[Extracted records]

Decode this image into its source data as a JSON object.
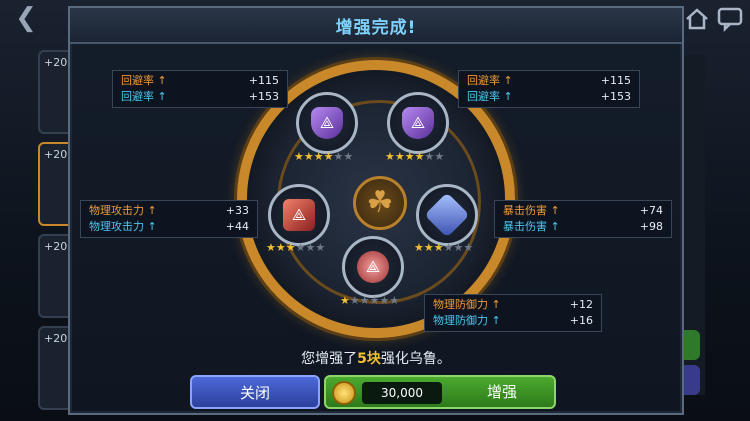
{
  "header": {
    "title": "增强完成!"
  },
  "side_slots": [
    "+20",
    "+20",
    "+20",
    "+20"
  ],
  "runes": [
    {
      "id": "top-left",
      "color": "purple",
      "stars_on": 4,
      "stars_total": 6
    },
    {
      "id": "top-right",
      "color": "purple",
      "stars_on": 4,
      "stars_total": 6
    },
    {
      "id": "mid-left",
      "color": "red",
      "stars_on": 3,
      "stars_total": 6
    },
    {
      "id": "mid-right",
      "color": "blue",
      "stars_on": 3,
      "stars_total": 6
    },
    {
      "id": "bottom",
      "color": "pink",
      "stars_on": 1,
      "stars_total": 6
    }
  ],
  "stats": {
    "top_left": {
      "old_name": "回避率",
      "old_val": "+115",
      "new_name": "回避率",
      "new_val": "+153"
    },
    "top_right": {
      "old_name": "回避率",
      "old_val": "+115",
      "new_name": "回避率",
      "new_val": "+153"
    },
    "mid_left": {
      "old_name": "物理攻击力",
      "old_val": "+33",
      "new_name": "物理攻击力",
      "new_val": "+44"
    },
    "mid_right": {
      "old_name": "暴击伤害",
      "old_val": "+74",
      "new_name": "暴击伤害",
      "new_val": "+98"
    },
    "bottom": {
      "old_name": "物理防御力",
      "old_val": "+12",
      "new_name": "物理防御力",
      "new_val": "+16"
    }
  },
  "summary": {
    "prefix": "您增强了",
    "count": "5块",
    "suffix": "强化乌鲁。"
  },
  "buttons": {
    "close": "关闭",
    "enhance": "增强",
    "cost": "30,000"
  },
  "colors": {
    "accent": "#7fd2ff",
    "gold": "#c9892b",
    "old_stat": "#f09a3a",
    "new_stat": "#4ec6f0"
  }
}
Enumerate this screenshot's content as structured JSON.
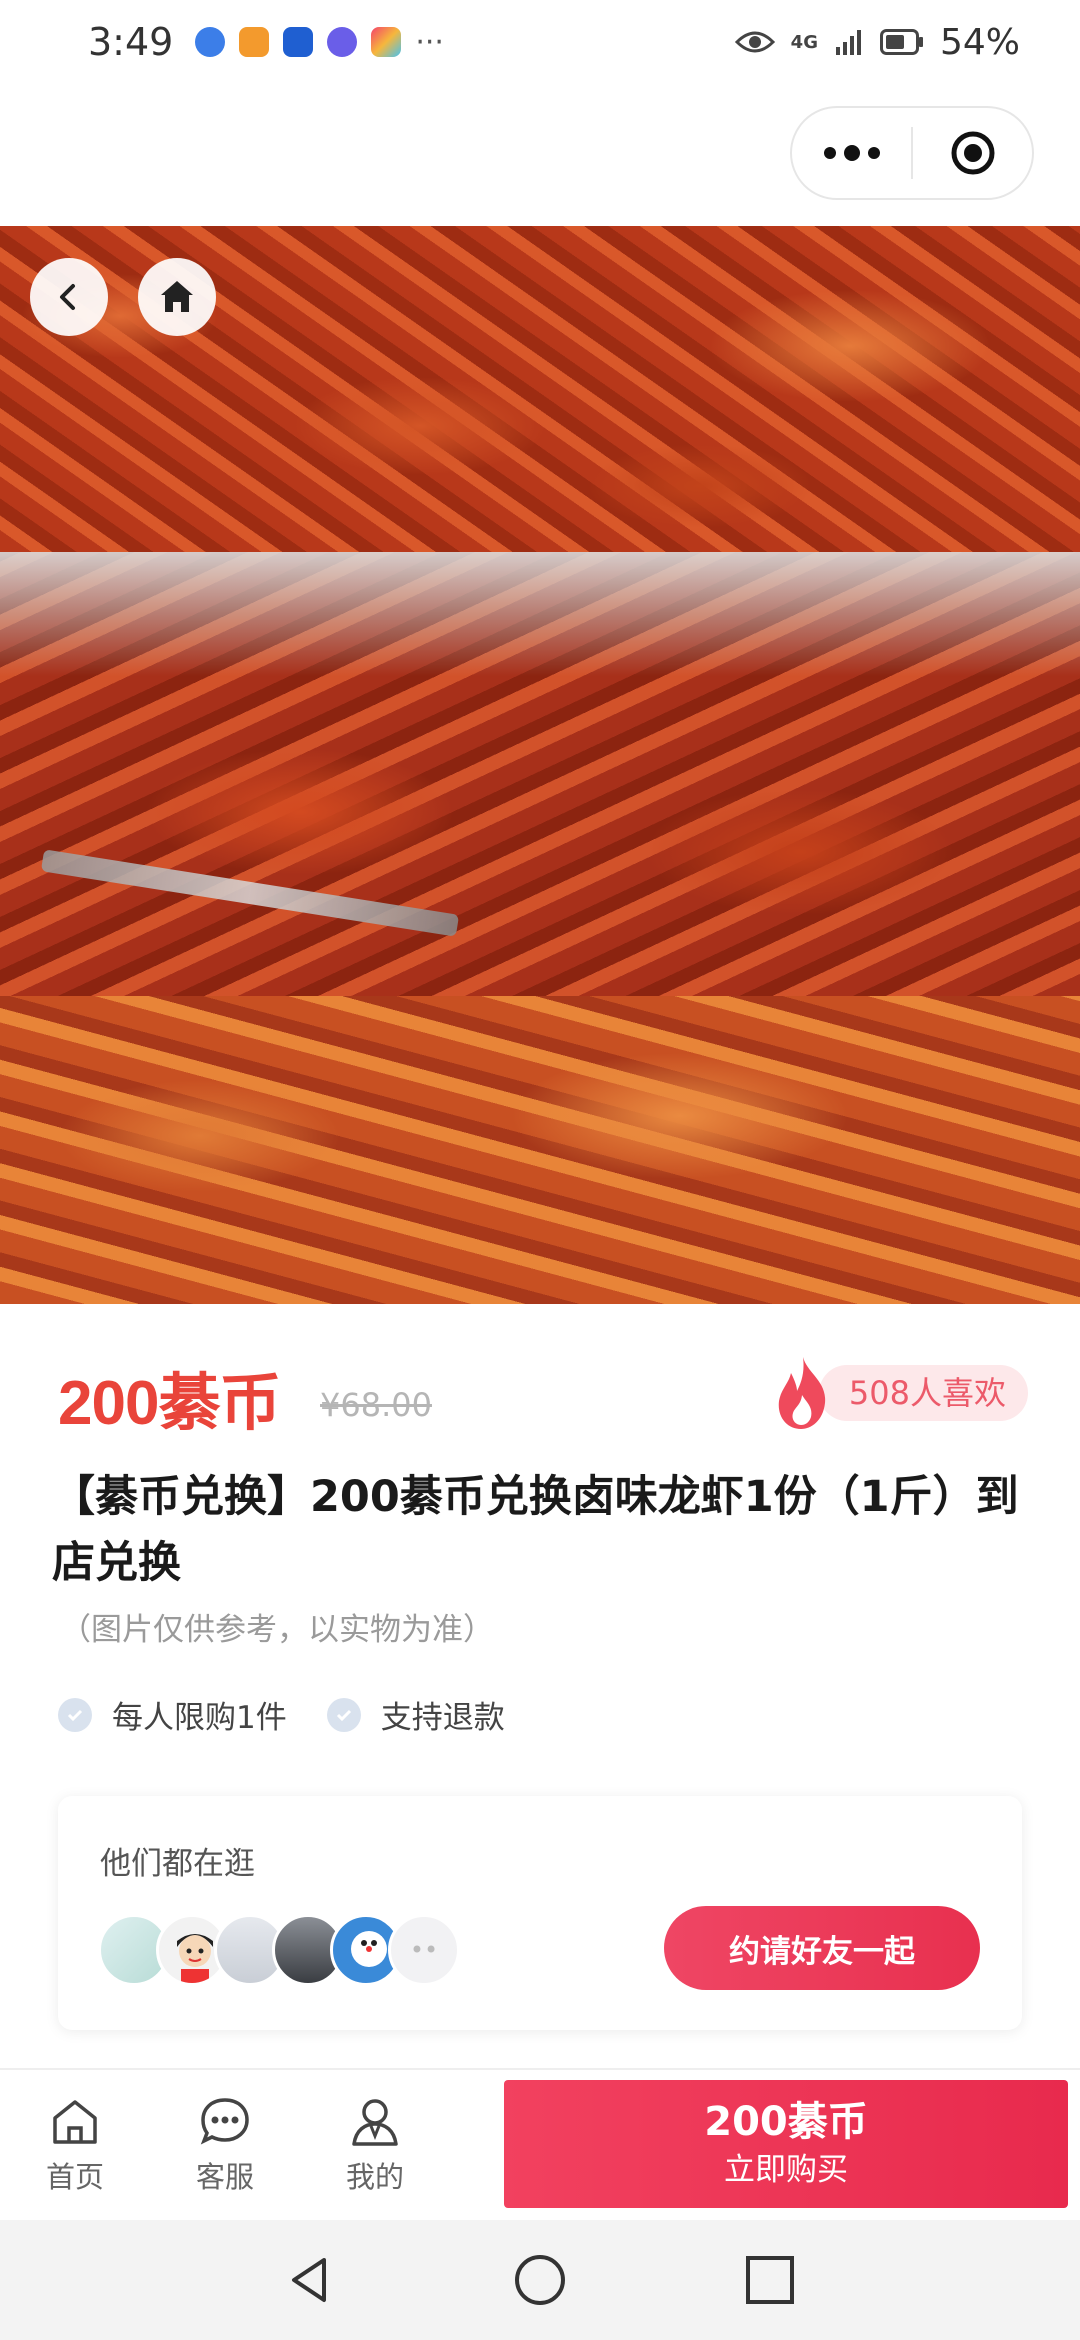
{
  "status_bar": {
    "time": "3:49",
    "network": "4G",
    "battery": "54%",
    "icons": [
      "browser-icon",
      "video-icon",
      "bulb-icon",
      "music-icon",
      "app-icon",
      "more-notifications-icon",
      "eye-icon",
      "signal-icon",
      "battery-icon"
    ]
  },
  "hero": {
    "image_desc_icons": [
      "back-icon",
      "home-icon"
    ]
  },
  "product": {
    "price": "200綦币",
    "original_price": "¥68.00",
    "likes": "508人喜欢",
    "title": "【綦币兑换】200綦币兑换卤味龙虾1份（1斤）到店兑换",
    "note": "（图片仅供参考，以实物为准）",
    "features": [
      "每人限购1件",
      "支持退款"
    ]
  },
  "browsing": {
    "title": "他们都在逛",
    "invite_label": "约请好友一起"
  },
  "bottom_nav": {
    "home": "首页",
    "service": "客服",
    "mine": "我的",
    "buy_price": "200綦币",
    "buy_label": "立即购买"
  },
  "colors": {
    "accent": "#e9443a",
    "button": "#ec3a58",
    "likes_bg": "#fde8ea"
  }
}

[Instructions for the task]:
Write the records out once more, exactly as they appear, with no pictures.

[Task response]:
Decode this image into its source data as a JSON object.
{
  "header": {
    "title": "增强完成!"
  },
  "side_slots": [
    "+20",
    "+20",
    "+20",
    "+20"
  ],
  "runes": [
    {
      "id": "top-left",
      "color": "purple",
      "stars_on": 4,
      "stars_total": 6
    },
    {
      "id": "top-right",
      "color": "purple",
      "stars_on": 4,
      "stars_total": 6
    },
    {
      "id": "mid-left",
      "color": "red",
      "stars_on": 3,
      "stars_total": 6
    },
    {
      "id": "mid-right",
      "color": "blue",
      "stars_on": 3,
      "stars_total": 6
    },
    {
      "id": "bottom",
      "color": "pink",
      "stars_on": 1,
      "stars_total": 6
    }
  ],
  "stats": {
    "top_left": {
      "old_name": "回避率",
      "old_val": "+115",
      "new_name": "回避率",
      "new_val": "+153"
    },
    "top_right": {
      "old_name": "回避率",
      "old_val": "+115",
      "new_name": "回避率",
      "new_val": "+153"
    },
    "mid_left": {
      "old_name": "物理攻击力",
      "old_val": "+33",
      "new_name": "物理攻击力",
      "new_val": "+44"
    },
    "mid_right": {
      "old_name": "暴击伤害",
      "old_val": "+74",
      "new_name": "暴击伤害",
      "new_val": "+98"
    },
    "bottom": {
      "old_name": "物理防御力",
      "old_val": "+12",
      "new_name": "物理防御力",
      "new_val": "+16"
    }
  },
  "summary": {
    "prefix": "您增强了",
    "count": "5块",
    "suffix": "强化乌鲁。"
  },
  "buttons": {
    "close": "关闭",
    "enhance": "增强",
    "cost": "30,000"
  },
  "colors": {
    "accent": "#7fd2ff",
    "gold": "#c9892b",
    "old_stat": "#f09a3a",
    "new_stat": "#4ec6f0"
  }
}
Enumerate this screenshot's content as structured JSON.
{
  "status_bar": {
    "time": "3:49",
    "network": "4G",
    "battery": "54%",
    "icons": [
      "browser-icon",
      "video-icon",
      "bulb-icon",
      "music-icon",
      "app-icon",
      "more-notifications-icon",
      "eye-icon",
      "signal-icon",
      "battery-icon"
    ]
  },
  "hero": {
    "image_desc_icons": [
      "back-icon",
      "home-icon"
    ]
  },
  "product": {
    "price": "200綦币",
    "original_price": "¥68.00",
    "likes": "508人喜欢",
    "title": "【綦币兑换】200綦币兑换卤味龙虾1份（1斤）到店兑换",
    "note": "（图片仅供参考，以实物为准）",
    "features": [
      "每人限购1件",
      "支持退款"
    ]
  },
  "browsing": {
    "title": "他们都在逛",
    "invite_label": "约请好友一起"
  },
  "bottom_nav": {
    "home": "首页",
    "service": "客服",
    "mine": "我的",
    "buy_price": "200綦币",
    "buy_label": "立即购买"
  },
  "colors": {
    "accent": "#e9443a",
    "button": "#ec3a58",
    "likes_bg": "#fde8ea"
  }
}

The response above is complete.